— Start of Data shown —
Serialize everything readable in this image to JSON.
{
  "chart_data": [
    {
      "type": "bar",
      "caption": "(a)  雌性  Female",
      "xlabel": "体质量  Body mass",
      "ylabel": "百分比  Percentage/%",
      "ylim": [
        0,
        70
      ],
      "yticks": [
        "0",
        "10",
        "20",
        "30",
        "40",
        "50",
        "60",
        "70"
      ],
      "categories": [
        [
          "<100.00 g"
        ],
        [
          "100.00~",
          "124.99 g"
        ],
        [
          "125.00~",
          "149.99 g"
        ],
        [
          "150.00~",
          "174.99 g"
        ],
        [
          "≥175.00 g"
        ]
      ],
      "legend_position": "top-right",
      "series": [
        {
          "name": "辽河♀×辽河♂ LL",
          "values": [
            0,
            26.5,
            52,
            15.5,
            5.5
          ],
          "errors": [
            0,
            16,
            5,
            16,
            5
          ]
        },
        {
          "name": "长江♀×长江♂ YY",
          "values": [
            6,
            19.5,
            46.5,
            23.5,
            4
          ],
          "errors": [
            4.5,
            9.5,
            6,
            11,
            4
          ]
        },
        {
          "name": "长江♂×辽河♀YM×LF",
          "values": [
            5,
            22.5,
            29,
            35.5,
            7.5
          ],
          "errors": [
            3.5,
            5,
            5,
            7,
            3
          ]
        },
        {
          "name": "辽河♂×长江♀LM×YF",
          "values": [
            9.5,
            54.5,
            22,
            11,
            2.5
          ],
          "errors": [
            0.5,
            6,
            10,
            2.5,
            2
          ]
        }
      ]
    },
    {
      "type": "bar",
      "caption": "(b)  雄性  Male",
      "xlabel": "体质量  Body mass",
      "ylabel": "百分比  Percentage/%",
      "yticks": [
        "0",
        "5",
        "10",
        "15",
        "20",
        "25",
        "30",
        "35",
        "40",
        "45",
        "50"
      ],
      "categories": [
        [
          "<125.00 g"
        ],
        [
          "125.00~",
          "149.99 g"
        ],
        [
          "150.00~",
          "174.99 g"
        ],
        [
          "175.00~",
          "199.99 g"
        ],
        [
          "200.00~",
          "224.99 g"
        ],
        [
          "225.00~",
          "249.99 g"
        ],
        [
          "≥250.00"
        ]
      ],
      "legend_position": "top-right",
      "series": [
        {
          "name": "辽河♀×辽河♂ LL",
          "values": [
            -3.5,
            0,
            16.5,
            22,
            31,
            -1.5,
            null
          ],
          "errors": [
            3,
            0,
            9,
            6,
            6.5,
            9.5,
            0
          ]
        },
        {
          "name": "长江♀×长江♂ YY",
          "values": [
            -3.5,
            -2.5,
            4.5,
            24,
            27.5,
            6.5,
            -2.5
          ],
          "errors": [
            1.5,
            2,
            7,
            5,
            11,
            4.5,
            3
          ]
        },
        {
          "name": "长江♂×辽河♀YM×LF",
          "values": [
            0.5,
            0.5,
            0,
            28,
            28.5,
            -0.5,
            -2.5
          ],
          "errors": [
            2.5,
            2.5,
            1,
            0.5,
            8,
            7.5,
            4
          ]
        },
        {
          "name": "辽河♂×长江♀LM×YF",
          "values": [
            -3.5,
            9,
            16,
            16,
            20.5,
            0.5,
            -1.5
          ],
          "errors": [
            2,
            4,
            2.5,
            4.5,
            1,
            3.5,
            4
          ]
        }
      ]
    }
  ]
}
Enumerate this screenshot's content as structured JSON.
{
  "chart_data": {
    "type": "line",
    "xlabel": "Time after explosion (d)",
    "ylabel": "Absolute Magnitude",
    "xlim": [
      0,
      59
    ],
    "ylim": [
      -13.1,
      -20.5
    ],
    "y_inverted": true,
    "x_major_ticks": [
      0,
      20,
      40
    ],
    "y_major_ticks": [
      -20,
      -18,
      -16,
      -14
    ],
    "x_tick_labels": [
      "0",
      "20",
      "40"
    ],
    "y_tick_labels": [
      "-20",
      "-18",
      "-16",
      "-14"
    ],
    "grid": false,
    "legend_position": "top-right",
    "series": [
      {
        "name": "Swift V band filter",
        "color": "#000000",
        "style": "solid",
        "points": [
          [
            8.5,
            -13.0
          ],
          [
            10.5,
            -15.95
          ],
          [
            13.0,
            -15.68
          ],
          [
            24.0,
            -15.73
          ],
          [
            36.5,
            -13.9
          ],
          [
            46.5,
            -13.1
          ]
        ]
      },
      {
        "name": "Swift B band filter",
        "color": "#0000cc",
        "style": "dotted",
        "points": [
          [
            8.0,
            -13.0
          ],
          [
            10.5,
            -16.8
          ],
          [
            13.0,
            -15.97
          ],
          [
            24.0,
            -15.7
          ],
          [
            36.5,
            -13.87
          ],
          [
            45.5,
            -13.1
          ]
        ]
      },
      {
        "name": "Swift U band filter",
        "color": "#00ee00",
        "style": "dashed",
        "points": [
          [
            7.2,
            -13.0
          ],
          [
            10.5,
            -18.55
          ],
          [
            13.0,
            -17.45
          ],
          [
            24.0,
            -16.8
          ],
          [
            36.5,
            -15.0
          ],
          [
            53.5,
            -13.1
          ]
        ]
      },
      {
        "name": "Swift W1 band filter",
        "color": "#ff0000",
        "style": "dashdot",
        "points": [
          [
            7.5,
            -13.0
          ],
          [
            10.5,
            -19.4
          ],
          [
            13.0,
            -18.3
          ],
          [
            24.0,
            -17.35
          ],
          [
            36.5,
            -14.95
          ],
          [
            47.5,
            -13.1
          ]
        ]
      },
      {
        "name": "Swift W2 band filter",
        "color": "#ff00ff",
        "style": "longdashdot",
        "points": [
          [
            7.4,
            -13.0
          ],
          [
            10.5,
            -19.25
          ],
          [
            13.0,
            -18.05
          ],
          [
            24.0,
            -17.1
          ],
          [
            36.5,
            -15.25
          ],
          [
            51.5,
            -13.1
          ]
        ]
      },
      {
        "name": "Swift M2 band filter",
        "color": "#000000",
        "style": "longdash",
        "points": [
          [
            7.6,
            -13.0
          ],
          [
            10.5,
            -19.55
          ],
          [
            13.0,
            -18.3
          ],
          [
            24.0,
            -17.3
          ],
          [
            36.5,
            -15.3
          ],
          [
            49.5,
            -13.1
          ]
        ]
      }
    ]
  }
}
— End of Data shown —
— Start of Data shown —
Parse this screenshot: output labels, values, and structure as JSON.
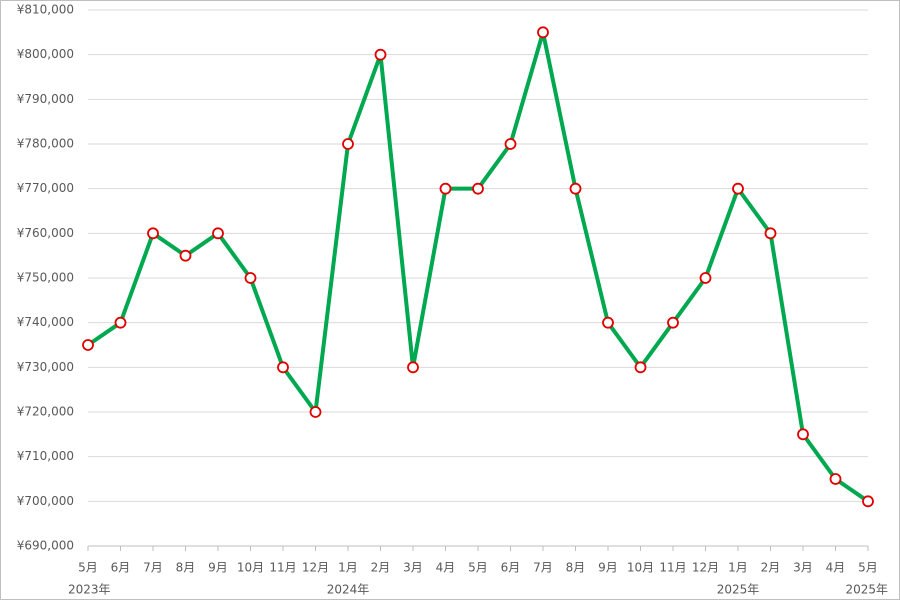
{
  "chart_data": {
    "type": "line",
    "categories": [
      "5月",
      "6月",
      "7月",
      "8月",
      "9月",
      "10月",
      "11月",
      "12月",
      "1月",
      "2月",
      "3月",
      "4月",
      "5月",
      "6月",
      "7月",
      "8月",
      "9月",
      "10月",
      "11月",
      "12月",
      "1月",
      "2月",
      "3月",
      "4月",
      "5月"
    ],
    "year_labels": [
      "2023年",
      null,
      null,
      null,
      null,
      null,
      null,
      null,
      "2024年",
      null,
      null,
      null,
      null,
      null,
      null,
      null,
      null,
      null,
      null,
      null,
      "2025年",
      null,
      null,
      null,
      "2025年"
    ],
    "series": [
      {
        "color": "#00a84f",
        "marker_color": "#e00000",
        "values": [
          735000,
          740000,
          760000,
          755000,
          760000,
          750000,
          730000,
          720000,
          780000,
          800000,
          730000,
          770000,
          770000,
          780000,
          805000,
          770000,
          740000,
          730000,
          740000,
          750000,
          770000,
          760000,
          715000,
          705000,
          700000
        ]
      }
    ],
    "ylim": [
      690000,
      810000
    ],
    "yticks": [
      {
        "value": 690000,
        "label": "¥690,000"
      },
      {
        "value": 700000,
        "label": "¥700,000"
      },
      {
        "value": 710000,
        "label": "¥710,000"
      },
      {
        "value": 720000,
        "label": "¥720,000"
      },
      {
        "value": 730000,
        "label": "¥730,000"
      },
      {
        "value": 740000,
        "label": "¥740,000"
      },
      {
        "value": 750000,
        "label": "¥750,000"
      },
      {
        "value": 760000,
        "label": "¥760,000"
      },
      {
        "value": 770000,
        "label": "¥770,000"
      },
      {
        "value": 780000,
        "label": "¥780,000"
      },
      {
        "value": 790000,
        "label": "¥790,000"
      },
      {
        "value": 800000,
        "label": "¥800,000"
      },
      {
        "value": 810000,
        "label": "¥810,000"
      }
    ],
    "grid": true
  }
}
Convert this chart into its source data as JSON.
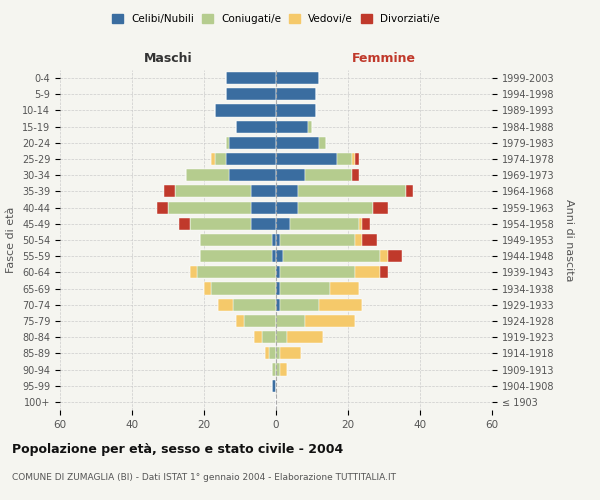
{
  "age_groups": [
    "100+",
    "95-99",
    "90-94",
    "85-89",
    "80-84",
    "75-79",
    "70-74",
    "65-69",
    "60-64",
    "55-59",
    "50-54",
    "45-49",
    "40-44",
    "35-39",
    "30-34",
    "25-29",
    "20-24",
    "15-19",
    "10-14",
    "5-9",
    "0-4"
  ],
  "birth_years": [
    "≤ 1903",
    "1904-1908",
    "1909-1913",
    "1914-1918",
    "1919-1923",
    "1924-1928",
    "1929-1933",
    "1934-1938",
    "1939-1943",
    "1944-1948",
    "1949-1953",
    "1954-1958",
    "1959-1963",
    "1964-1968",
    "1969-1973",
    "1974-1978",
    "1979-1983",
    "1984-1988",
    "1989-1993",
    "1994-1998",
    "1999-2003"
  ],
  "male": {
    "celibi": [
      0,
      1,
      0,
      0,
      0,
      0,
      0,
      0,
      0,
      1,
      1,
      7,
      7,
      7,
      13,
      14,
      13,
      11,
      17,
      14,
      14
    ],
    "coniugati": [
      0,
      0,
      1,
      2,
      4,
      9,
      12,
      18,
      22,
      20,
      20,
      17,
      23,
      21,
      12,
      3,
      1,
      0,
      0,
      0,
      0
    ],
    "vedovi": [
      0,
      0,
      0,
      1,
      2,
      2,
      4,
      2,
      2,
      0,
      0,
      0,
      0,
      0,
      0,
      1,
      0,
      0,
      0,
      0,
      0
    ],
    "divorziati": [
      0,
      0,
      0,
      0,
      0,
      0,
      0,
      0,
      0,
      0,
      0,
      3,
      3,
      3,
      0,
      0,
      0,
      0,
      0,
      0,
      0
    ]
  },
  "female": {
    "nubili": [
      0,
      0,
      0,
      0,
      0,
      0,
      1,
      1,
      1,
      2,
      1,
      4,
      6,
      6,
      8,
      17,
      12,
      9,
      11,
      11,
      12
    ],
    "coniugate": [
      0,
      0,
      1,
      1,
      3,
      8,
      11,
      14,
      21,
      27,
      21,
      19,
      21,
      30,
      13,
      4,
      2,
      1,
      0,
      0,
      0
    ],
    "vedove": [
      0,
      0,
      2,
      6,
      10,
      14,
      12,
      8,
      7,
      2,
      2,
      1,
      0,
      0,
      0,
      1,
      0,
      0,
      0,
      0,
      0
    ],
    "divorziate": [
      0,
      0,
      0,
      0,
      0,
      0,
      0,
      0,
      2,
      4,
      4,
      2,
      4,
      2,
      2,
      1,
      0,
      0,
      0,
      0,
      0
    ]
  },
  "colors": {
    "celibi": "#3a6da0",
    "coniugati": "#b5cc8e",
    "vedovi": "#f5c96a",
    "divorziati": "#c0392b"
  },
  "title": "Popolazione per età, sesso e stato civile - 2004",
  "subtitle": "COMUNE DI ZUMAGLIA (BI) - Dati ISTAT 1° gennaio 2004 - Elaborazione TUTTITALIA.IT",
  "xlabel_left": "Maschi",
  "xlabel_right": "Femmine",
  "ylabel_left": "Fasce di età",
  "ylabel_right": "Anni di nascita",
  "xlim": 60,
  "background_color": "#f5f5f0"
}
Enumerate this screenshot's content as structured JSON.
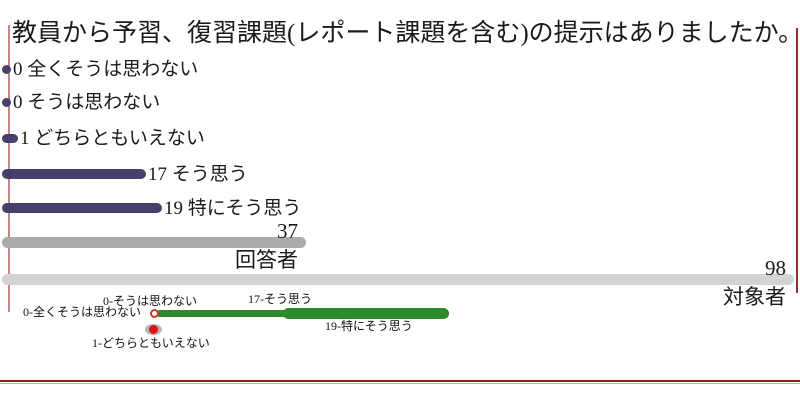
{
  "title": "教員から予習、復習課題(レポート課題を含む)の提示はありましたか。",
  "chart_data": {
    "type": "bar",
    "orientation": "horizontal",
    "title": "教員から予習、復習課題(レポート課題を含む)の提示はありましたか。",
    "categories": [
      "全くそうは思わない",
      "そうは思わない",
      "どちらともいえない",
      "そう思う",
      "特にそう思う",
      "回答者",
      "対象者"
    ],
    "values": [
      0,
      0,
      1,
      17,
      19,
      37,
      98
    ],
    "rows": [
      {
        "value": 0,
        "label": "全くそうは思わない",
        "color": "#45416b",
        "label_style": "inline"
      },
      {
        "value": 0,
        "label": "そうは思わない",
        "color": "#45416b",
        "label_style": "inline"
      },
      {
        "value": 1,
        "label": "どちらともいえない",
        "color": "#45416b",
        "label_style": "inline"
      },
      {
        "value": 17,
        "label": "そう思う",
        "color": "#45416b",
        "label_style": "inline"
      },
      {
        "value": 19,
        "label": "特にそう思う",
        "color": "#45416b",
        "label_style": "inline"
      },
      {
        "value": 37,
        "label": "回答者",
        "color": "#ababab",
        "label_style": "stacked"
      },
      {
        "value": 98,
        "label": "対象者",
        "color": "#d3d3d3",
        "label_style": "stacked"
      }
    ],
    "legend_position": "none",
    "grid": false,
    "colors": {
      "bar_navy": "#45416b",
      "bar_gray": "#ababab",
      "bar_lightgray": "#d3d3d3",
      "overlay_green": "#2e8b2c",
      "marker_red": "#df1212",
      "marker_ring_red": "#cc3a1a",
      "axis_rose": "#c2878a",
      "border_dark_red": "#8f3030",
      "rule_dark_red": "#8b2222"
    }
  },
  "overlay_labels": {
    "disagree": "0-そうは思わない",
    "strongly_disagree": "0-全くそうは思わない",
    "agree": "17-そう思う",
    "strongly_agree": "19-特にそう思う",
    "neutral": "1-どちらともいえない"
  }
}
— End of Data shown —
State how many lines in the entries above include the word "filter"; reply with the number alone.

6